Every line of the records must be repeated exactly; pictures stay out.

■ ■ ■

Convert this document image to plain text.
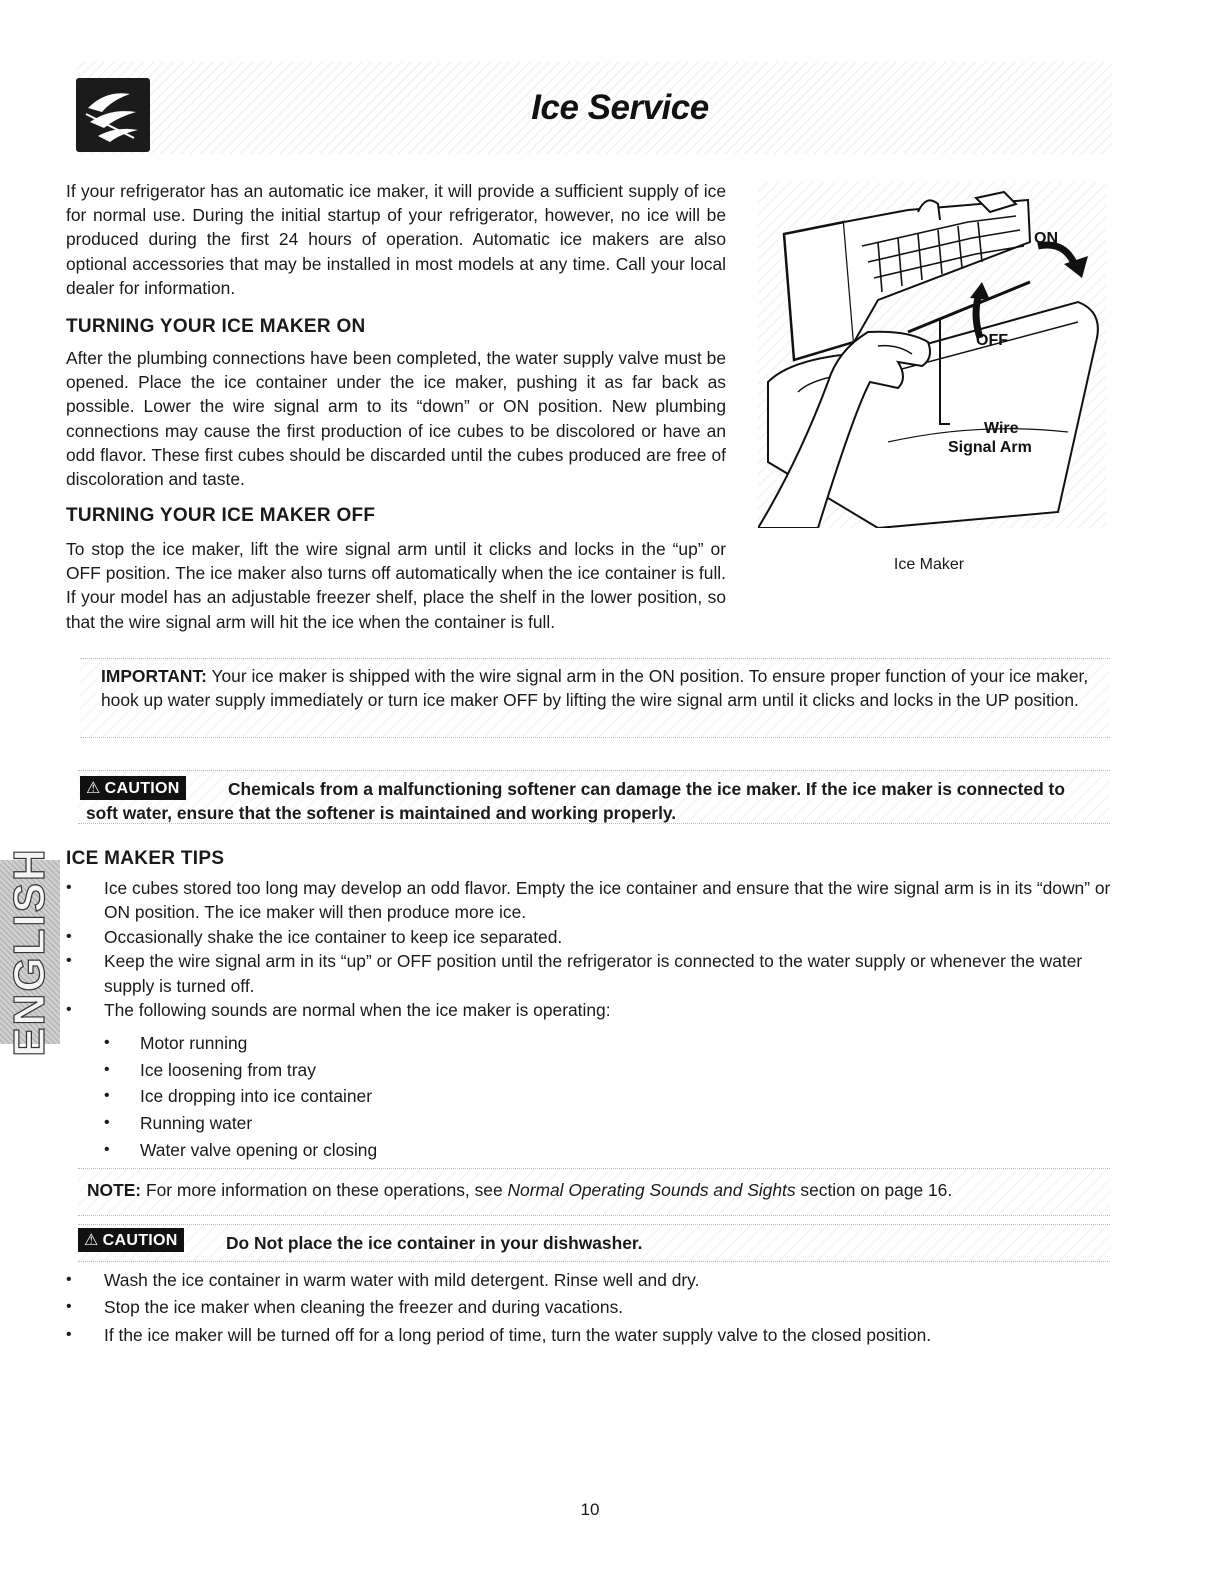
Ice Service

If your refrigerator has an automatic ice maker, it will provide a sufficient supply of ice for normal use. During the initial startup of your refrigerator, however, no ice will be produced during the first 24 hours of operation. Automatic ice makers are also optional accessories that may be installed in most models at any time. Call your local dealer for information.

TURNING YOUR ICE MAKER ON

After the plumbing connections have been completed, the water supply valve must be opened. Place the ice container under the ice maker, pushing it as far back as possible. Lower the wire signal arm to its “down” or ON position. New plumbing connections may cause the first production of ice cubes to be discolored or have an odd flavor. These first cubes should be discarded until the cubes produced are free of discoloration and taste.

TURNING YOUR ICE MAKER OFF

To stop the ice maker, lift the wire signal arm until it clicks and locks in the “up” or OFF position. The ice maker also turns off automatically when the ice container is full. If your model has an adjustable freezer shelf, place the shelf in the lower position, so that the wire signal arm will hit the ice when the container is full.

ON
OFF
Wire
Signal Arm
Ice Maker

IMPORTANT: Your ice maker is shipped with the wire signal arm in the ON position. To ensure proper function of your ice maker, hook up water supply immediately or turn ice maker OFF by lifting the wire signal arm until it clicks and locks in the UP position.

⚠ CAUTION	Chemicals from a malfunctioning softener can damage the ice maker. If the ice maker is connected to soft water, ensure that the softener is maintained and working properly.

ENGLISH ICE MAKER TIPS
• Ice cubes stored too long may develop an odd flavor. Empty the ice container and ensure that the wire signal arm is in its “down” or ON position. The ice maker will then produce more ice.
• Occasionally shake the ice container to keep ice separated.
• Keep the wire signal arm in its “up” or OFF position until the refrigerator is connected to the water supply or whenever the water supply is turned off.
• The following sounds are normal when the ice maker is operating:
• Motor running
• Ice loosening from tray
• Ice dropping into ice container
• Running water
• Water valve opening or closing

NOTE: For more information on these operations, see Normal Operating Sounds and Sights section on page 16.

⚠ CAUTION	Do Not place the ice container in your dishwasher.

• Wash the ice container in warm water with mild detergent. Rinse well and dry.
• Stop the ice maker when cleaning the freezer and during vacations.
• If the ice maker will be turned off for a long period of time, turn the water supply valve to the closed position.
10
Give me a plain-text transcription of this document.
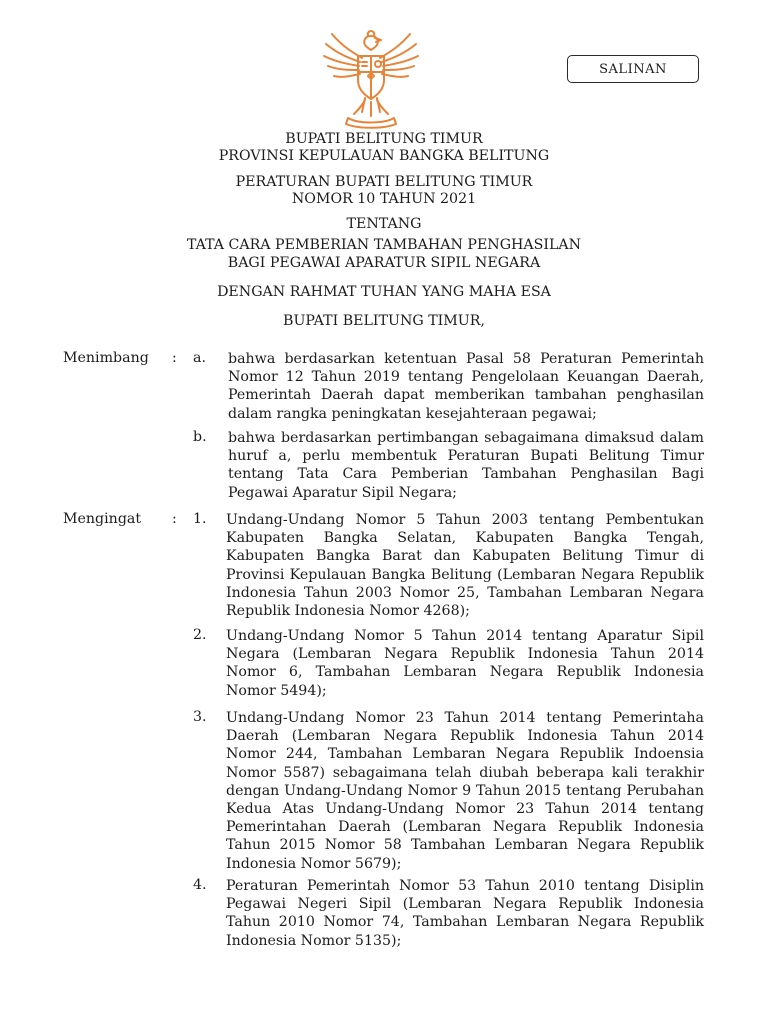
SALINAN
BUPATI BELITUNG TIMUR
PROVINSI KEPULAUAN BANGKA BELITUNG
PERATURAN BUPATI BELITUNG TIMUR
NOMOR 10 TAHUN 2021
TENTANG
TATA CARA PEMBERIAN TAMBAHAN PENGHASILAN
BAGI PEGAWAI APARATUR SIPIL NEGARA
DENGAN RAHMAT TUHAN YANG MAHA ESA
BUPATI BELITUNG TIMUR,
Menimbang : a. bahwa berdasarkan ketentuan Pasal 58 Peraturan Pemerintah Nomor 12 Tahun 2019 tentang Pengelolaan Keuangan Daerah, Pemerintah Daerah dapat memberikan tambahan penghasilan dalam rangka peningkatan kesejahteraan pegawai;
b. bahwa berdasarkan pertimbangan sebagaimana dimaksud dalam huruf a, perlu membentuk Peraturan Bupati Belitung Timur tentang Tata Cara Pemberian Tambahan Penghasilan Bagi Pegawai Aparatur Sipil Negara;
Mengingat : 1. Undang-Undang Nomor 5 Tahun 2003 tentang Pembentukan Kabupaten Bangka Selatan, Kabupaten Bangka Tengah, Kabupaten Bangka Barat dan Kabupaten Belitung Timur di Provinsi Kepulauan Bangka Belitung (Lembaran Negara Republik Indonesia Tahun 2003 Nomor 25, Tambahan Lembaran Negara Republik Indonesia Nomor 4268);
2. Undang-Undang Nomor 5 Tahun 2014 tentang Aparatur Sipil Negara (Lembaran Negara Republik Indonesia Tahun 2014 Nomor 6, Tambahan Lembaran Negara Republik Indonesia Nomor 5494);
3. Undang-Undang Nomor 23 Tahun 2014 tentang Pemerintaha Daerah (Lembaran Negara Republik Indonesia Tahun 2014 Nomor 244, Tambahan Lembaran Negara Republik Indoensia Nomor 5587) sebagaimana telah diubah beberapa kali terakhir dengan Undang-Undang Nomor 9 Tahun 2015 tentang Perubahan Kedua Atas Undang-Undang Nomor 23 Tahun 2014 tentang Pemerintahan Daerah (Lembaran Negara Republik Indonesia Tahun 2015 Nomor 58 Tambahan Lembaran Negara Republik Indonesia Nomor 5679);
4. Peraturan Pemerintah Nomor 53 Tahun 2010 tentang Disiplin Pegawai Negeri Sipil (Lembaran Negara Republik Indonesia Tahun 2010 Nomor 74, Tambahan Lembaran Negara Republik Indonesia Nomor 5135);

■ ■ ■

▶ Completed task
Convert this document image to plain text.
Ice Service

If your refrigerator has an automatic ice maker, it will provide a sufficient supply of ice for normal use. During the initial startup of your refrigerator, however, no ice will be produced during the first 24 hours of operation. Automatic ice makers are also optional accessories that may be installed in most models at any time. Call your local dealer for information.

TURNING YOUR ICE MAKER ON

After the plumbing connections have been completed, the water supply valve must be opened. Place the ice container under the ice maker, pushing it as far back as possible. Lower the wire signal arm to its “down” or ON position. New plumbing connections may cause the first production of ice cubes to be discolored or have an odd flavor. These first cubes should be discarded until the cubes produced are free of discoloration and taste.

TURNING YOUR ICE MAKER OFF

To stop the ice maker, lift the wire signal arm until it clicks and locks in the “up” or OFF position. The ice maker also turns off automatically when the ice container is full. If your model has an adjustable freezer shelf, place the shelf in the lower position, so that the wire signal arm will hit the ice when the container is full.

ON
OFF
Wire
Signal Arm
Ice Maker

IMPORTANT: Your ice maker is shipped with the wire signal arm in the ON position. To ensure proper function of your ice maker, hook up water supply immediately or turn ice maker OFF by lifting the wire signal arm until it clicks and locks in the UP position.

⚠ CAUTION	Chemicals from a malfunctioning softener can damage the ice maker. If the ice maker is connected to soft water, ensure that the softener is maintained and working properly.

ENGLISH ICE MAKER TIPS
• Ice cubes stored too long may develop an odd flavor. Empty the ice container and ensure that the wire signal arm is in its “down” or ON position. The ice maker will then produce more ice.
• Occasionally shake the ice container to keep ice separated.
• Keep the wire signal arm in its “up” or OFF position until the refrigerator is connected to the water supply or whenever the water supply is turned off.
• The following sounds are normal when the ice maker is operating:
• Motor running
• Ice loosening from tray
• Ice dropping into ice container
• Running water
• Water valve opening or closing

NOTE: For more information on these operations, see Normal Operating Sounds and Sights section on page 16.

⚠ CAUTION	Do Not place the ice container in your dishwasher.

• Wash the ice container in warm water with mild detergent. Rinse well and dry.
• Stop the ice maker when cleaning the freezer and during vacations.
• If the ice maker will be turned off for a long period of time, turn the water supply valve to the closed position.
10
Give me a plain-text transcription of this document.
SALINAN
BUPATI BELITUNG TIMUR
PROVINSI KEPULAUAN BANGKA BELITUNG
PERATURAN BUPATI BELITUNG TIMUR
NOMOR 10 TAHUN 2021
TENTANG
TATA CARA PEMBERIAN TAMBAHAN PENGHASILAN
BAGI PEGAWAI APARATUR SIPIL NEGARA
DENGAN RAHMAT TUHAN YANG MAHA ESA
BUPATI BELITUNG TIMUR,
Menimbang : a. bahwa berdasarkan ketentuan Pasal 58 Peraturan Pemerintah Nomor 12 Tahun 2019 tentang Pengelolaan Keuangan Daerah, Pemerintah Daerah dapat memberikan tambahan penghasilan dalam rangka peningkatan kesejahteraan pegawai;
b. bahwa berdasarkan pertimbangan sebagaimana dimaksud dalam huruf a, perlu membentuk Peraturan Bupati Belitung Timur tentang Tata Cara Pemberian Tambahan Penghasilan Bagi Pegawai Aparatur Sipil Negara;
Mengingat : 1. Undang-Undang Nomor 5 Tahun 2003 tentang Pembentukan Kabupaten Bangka Selatan, Kabupaten Bangka Tengah, Kabupaten Bangka Barat dan Kabupaten Belitung Timur di Provinsi Kepulauan Bangka Belitung (Lembaran Negara Republik Indonesia Tahun 2003 Nomor 25, Tambahan Lembaran Negara Republik Indonesia Nomor 4268);
2. Undang-Undang Nomor 5 Tahun 2014 tentang Aparatur Sipil Negara (Lembaran Negara Republik Indonesia Tahun 2014 Nomor 6, Tambahan Lembaran Negara Republik Indonesia Nomor 5494);
3. Undang-Undang Nomor 23 Tahun 2014 tentang Pemerintaha Daerah (Lembaran Negara Republik Indonesia Tahun 2014 Nomor 244, Tambahan Lembaran Negara Republik Indoensia Nomor 5587) sebagaimana telah diubah beberapa kali terakhir dengan Undang-Undang Nomor 9 Tahun 2015 tentang Perubahan Kedua Atas Undang-Undang Nomor 23 Tahun 2014 tentang Pemerintahan Daerah (Lembaran Negara Republik Indonesia Tahun 2015 Nomor 58 Tambahan Lembaran Negara Republik Indonesia Nomor 5679);
4. Peraturan Pemerintah Nomor 53 Tahun 2010 tentang Disiplin Pegawai Negeri Sipil (Lembaran Negara Republik Indonesia Tahun 2010 Nomor 74, Tambahan Lembaran Negara Republik Indonesia Nomor 5135);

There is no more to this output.